Supplied information
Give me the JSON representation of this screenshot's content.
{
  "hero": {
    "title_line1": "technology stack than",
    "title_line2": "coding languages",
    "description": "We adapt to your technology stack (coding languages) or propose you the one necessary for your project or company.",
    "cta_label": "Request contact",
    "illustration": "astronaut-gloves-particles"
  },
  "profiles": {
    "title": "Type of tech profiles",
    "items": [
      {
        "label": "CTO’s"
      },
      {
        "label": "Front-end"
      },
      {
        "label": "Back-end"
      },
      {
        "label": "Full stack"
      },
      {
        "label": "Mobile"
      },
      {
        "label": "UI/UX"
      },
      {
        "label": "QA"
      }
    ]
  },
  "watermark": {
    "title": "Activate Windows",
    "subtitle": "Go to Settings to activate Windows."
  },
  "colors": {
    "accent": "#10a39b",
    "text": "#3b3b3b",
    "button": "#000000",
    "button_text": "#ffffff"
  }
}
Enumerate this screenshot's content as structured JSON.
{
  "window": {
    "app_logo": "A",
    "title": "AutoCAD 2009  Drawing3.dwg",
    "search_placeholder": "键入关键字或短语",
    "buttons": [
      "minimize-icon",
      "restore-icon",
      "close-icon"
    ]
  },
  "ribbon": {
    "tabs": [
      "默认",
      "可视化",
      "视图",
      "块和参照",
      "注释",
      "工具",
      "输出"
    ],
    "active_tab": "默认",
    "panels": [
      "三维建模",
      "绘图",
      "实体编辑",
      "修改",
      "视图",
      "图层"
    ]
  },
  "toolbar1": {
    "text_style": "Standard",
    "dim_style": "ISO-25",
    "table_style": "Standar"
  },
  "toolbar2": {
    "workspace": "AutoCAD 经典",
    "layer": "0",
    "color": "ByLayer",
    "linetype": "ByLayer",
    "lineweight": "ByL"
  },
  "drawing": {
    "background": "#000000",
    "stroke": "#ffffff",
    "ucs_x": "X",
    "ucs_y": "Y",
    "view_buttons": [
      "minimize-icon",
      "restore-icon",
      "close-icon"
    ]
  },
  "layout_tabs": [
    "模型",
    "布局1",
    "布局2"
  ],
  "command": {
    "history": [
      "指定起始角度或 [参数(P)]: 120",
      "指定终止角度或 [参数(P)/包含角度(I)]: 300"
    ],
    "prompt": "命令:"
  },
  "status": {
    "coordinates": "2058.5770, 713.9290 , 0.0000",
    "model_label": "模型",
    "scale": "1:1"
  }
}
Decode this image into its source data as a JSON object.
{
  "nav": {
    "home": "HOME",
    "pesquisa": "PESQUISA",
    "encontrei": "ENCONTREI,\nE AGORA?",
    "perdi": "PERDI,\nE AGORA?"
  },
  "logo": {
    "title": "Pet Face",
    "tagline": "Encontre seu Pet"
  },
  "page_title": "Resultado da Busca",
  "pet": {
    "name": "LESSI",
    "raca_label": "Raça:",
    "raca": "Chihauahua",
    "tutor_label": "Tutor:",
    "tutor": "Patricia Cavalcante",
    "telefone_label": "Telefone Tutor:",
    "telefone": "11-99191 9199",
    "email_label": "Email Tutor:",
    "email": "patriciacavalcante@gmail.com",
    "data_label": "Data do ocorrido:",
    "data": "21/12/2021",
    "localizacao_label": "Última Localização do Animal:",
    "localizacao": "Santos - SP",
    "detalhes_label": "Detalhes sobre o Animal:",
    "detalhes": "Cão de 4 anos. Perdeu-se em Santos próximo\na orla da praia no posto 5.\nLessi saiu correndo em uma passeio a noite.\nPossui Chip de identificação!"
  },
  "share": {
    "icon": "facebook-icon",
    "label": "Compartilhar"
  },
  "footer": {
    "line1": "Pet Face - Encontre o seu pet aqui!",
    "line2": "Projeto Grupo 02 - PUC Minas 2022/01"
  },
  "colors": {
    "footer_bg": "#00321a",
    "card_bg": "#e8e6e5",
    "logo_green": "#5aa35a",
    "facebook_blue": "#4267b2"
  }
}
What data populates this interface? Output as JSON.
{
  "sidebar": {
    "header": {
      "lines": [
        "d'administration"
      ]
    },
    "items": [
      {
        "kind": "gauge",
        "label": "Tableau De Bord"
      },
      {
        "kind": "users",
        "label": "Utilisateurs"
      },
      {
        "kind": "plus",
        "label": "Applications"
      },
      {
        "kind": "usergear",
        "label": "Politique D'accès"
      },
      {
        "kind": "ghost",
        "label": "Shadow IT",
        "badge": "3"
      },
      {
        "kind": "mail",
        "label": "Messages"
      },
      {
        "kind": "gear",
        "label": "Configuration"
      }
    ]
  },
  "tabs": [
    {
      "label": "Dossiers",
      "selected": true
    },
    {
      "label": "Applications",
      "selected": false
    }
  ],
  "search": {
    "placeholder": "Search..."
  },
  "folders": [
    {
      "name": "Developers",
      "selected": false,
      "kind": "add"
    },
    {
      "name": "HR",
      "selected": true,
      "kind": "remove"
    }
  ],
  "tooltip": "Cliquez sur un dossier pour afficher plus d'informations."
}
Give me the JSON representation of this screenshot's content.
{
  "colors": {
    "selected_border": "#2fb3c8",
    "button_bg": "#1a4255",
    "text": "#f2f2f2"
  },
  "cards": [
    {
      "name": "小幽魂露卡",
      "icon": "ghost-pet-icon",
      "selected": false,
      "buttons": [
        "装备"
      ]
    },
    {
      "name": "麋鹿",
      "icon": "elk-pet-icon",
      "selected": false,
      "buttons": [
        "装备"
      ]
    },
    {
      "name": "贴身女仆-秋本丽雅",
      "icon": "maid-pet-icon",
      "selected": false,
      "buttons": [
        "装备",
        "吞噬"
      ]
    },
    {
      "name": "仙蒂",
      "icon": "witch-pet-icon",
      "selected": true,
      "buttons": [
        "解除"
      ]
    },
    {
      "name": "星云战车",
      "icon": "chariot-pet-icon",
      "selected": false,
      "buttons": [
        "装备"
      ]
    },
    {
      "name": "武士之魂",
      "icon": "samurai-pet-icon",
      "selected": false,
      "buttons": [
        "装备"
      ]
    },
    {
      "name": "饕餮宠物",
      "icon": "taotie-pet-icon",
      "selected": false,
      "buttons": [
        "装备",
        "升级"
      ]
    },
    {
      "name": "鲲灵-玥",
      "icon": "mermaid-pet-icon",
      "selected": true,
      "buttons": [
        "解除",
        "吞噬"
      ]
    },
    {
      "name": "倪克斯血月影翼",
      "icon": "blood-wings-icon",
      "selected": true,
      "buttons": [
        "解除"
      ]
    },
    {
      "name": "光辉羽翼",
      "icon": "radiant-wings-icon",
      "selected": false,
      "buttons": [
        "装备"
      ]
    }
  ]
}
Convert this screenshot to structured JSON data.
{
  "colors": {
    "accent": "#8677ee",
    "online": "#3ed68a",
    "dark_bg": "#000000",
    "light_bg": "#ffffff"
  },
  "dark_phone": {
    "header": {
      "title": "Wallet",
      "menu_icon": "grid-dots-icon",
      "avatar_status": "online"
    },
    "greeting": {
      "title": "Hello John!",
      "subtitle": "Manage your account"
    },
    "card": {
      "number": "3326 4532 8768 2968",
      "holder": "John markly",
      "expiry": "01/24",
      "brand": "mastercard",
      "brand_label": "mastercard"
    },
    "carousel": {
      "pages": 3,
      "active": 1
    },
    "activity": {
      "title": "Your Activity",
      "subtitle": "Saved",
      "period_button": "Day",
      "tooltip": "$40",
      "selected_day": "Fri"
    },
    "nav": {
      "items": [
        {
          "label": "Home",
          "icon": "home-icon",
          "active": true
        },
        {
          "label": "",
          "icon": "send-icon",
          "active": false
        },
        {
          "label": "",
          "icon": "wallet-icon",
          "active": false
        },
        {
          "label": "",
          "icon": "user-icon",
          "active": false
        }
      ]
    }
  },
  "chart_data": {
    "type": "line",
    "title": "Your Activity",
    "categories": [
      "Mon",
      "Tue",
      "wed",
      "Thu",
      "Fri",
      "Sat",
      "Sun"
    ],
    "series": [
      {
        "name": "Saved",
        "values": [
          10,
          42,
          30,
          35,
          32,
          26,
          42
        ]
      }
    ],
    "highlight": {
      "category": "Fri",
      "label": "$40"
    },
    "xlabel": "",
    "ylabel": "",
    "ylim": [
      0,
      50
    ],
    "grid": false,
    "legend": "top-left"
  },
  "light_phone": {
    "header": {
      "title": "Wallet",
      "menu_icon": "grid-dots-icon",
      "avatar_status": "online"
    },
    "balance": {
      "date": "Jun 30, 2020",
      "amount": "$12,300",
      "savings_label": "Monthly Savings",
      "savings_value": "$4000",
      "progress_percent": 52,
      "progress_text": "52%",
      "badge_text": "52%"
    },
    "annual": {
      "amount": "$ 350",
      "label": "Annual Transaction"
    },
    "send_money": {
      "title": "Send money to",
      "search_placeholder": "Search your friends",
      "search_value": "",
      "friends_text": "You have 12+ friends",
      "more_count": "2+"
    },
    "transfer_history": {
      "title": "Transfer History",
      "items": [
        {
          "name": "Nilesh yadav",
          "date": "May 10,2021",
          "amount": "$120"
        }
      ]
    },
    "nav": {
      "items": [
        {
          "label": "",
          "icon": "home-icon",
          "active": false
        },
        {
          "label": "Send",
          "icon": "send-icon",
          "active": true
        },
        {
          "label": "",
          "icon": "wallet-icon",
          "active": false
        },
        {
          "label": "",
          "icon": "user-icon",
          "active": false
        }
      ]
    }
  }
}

Exercise goal
Using the entries above, tally how many lines have the word "Windows" in them; write the number and nothing more.

Written solution
2